[Stored data entries]
Start

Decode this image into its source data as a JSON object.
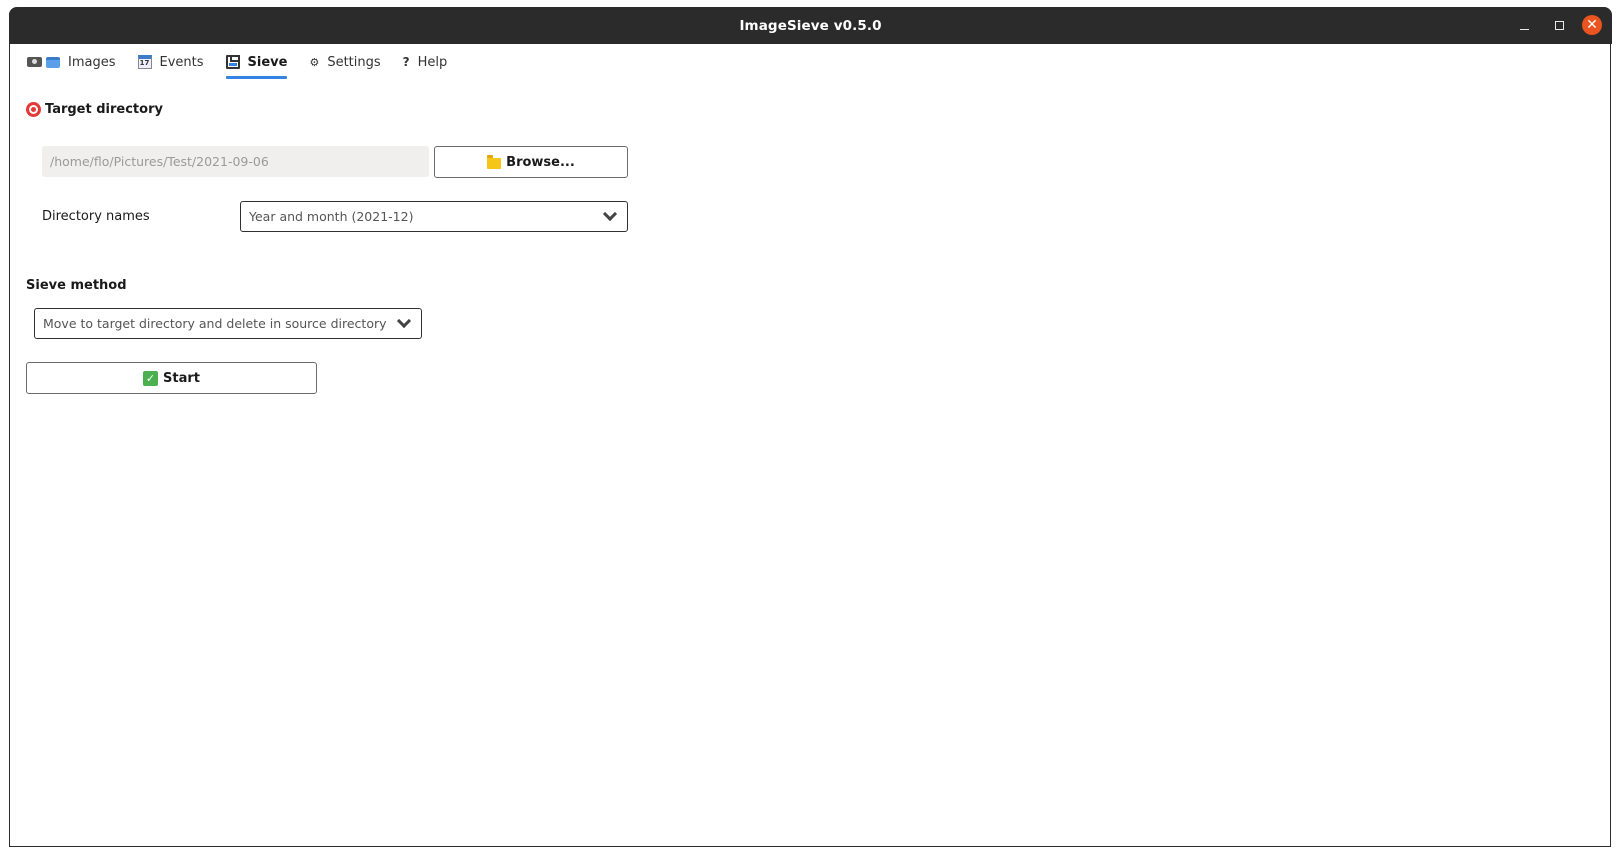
{
  "window": {
    "title": "ImageSieve v0.5.0",
    "controls": {
      "minimize": "minimize",
      "maximize": "maximize",
      "close": "✕"
    }
  },
  "tabs": [
    {
      "label": "Images",
      "icon": "camera-picture-icon",
      "active": false
    },
    {
      "label": "Events",
      "icon": "calendar-icon",
      "active": false
    },
    {
      "label": "Sieve",
      "icon": "floppy-disk-icon",
      "active": true
    },
    {
      "label": "Settings",
      "icon": "gear-icon",
      "icon_glyph": "⚙",
      "active": false
    },
    {
      "label": "Help",
      "icon": "question-icon",
      "icon_glyph": "?",
      "active": false
    }
  ],
  "calendar_icon_text": "17",
  "target_directory": {
    "title": "Target directory",
    "path_value": "/home/flo/Pictures/Test/2021-09-06",
    "browse_label": "Browse...",
    "directory_names_label": "Directory names",
    "directory_names_selected": "Year and month (2021-12)"
  },
  "sieve_method": {
    "title": "Sieve method",
    "selected": "Move to target directory and delete in source directory",
    "start_label": "Start"
  },
  "colors": {
    "accent": "#3584e4",
    "titlebar": "#2b2b2b",
    "close_button": "#e95420"
  }
}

End

▸ Required work
All of the material above needs to be restated exactly, with no pictures.

▸ Task result
Decode this image into its source data as a JSON object.
{
  "window": {
    "title": "ImageSieve v0.5.0",
    "controls": {
      "minimize": "minimize",
      "maximize": "maximize",
      "close": "✕"
    }
  },
  "tabs": [
    {
      "label": "Images",
      "icon": "camera-picture-icon",
      "active": false
    },
    {
      "label": "Events",
      "icon": "calendar-icon",
      "active": false
    },
    {
      "label": "Sieve",
      "icon": "floppy-disk-icon",
      "active": true
    },
    {
      "label": "Settings",
      "icon": "gear-icon",
      "icon_glyph": "⚙",
      "active": false
    },
    {
      "label": "Help",
      "icon": "question-icon",
      "icon_glyph": "?",
      "active": false
    }
  ],
  "calendar_icon_text": "17",
  "target_directory": {
    "title": "Target directory",
    "path_value": "/home/flo/Pictures/Test/2021-09-06",
    "browse_label": "Browse...",
    "directory_names_label": "Directory names",
    "directory_names_selected": "Year and month (2021-12)"
  },
  "sieve_method": {
    "title": "Sieve method",
    "selected": "Move to target directory and delete in source directory",
    "start_label": "Start"
  },
  "colors": {
    "accent": "#3584e4",
    "titlebar": "#2b2b2b",
    "close_button": "#e95420"
  }
}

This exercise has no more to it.